» **GIVEN REQUEST**
Extract each line from the entries below that has the string "solo" in it.

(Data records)
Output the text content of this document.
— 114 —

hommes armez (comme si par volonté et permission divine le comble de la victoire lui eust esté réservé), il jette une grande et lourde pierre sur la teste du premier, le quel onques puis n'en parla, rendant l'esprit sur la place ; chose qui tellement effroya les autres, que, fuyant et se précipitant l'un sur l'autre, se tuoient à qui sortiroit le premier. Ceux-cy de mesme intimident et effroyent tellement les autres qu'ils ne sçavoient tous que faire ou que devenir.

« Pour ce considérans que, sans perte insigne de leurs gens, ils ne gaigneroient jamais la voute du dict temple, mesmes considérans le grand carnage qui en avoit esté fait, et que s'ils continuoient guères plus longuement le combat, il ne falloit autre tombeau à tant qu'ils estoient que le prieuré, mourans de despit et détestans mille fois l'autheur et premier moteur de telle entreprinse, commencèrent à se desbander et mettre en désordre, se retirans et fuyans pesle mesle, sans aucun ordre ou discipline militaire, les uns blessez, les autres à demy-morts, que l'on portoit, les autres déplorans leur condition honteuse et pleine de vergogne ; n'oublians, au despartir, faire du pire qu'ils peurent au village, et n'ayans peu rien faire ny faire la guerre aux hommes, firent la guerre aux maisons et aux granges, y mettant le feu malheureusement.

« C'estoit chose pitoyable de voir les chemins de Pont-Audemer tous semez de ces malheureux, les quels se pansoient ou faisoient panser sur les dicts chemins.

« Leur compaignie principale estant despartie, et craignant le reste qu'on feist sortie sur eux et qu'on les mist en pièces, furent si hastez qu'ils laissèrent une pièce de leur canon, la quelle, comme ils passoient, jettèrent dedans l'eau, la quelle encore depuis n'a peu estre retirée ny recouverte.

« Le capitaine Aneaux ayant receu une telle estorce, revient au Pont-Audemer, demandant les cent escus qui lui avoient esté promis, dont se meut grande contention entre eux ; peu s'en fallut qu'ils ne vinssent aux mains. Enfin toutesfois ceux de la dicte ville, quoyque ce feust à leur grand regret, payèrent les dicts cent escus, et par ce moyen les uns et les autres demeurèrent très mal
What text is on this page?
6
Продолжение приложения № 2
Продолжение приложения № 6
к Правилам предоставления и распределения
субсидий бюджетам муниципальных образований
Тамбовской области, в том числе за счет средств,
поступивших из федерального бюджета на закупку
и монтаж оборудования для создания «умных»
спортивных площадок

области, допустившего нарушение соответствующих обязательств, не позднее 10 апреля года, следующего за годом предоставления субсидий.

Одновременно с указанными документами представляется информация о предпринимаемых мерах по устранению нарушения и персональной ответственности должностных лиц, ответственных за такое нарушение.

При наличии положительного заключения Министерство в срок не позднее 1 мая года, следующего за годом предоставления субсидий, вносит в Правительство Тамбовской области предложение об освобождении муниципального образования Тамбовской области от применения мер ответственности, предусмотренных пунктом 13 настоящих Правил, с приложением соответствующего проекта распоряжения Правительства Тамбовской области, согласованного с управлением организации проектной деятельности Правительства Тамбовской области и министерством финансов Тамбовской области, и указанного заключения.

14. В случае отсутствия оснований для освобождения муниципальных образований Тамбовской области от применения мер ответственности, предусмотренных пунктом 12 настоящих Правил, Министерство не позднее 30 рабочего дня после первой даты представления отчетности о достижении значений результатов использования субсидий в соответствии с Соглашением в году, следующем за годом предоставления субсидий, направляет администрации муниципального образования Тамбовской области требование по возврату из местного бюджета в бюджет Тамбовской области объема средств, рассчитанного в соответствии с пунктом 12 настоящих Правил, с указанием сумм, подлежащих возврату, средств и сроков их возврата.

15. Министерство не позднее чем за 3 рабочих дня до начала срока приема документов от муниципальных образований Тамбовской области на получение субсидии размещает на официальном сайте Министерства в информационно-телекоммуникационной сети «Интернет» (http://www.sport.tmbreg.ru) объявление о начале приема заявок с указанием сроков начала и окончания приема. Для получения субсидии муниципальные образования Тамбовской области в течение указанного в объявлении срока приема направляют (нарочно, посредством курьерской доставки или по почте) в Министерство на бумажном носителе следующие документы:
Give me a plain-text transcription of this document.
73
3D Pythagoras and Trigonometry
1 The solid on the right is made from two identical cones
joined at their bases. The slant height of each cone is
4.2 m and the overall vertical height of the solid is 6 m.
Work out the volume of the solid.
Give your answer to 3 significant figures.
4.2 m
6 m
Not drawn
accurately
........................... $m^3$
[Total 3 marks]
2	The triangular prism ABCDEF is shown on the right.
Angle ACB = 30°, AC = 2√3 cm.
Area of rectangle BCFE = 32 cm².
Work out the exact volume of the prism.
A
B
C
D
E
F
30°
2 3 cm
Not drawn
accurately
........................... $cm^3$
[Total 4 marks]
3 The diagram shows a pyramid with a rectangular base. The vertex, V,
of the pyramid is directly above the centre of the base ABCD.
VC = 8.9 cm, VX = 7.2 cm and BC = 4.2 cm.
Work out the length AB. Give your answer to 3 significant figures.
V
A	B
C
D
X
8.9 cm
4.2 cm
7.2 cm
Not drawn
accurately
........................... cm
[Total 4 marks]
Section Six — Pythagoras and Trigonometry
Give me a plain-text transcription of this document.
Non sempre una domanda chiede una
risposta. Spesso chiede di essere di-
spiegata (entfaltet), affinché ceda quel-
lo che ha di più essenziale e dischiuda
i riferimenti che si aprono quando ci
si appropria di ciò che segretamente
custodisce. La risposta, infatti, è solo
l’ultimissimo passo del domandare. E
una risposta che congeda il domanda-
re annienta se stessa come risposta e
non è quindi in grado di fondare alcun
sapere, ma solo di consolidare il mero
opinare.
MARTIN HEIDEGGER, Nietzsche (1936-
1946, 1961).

» **EXERCISE ANSWER**
custodisce. La risposta, infatti, è solo
sapere, ma solo di consolidare il mero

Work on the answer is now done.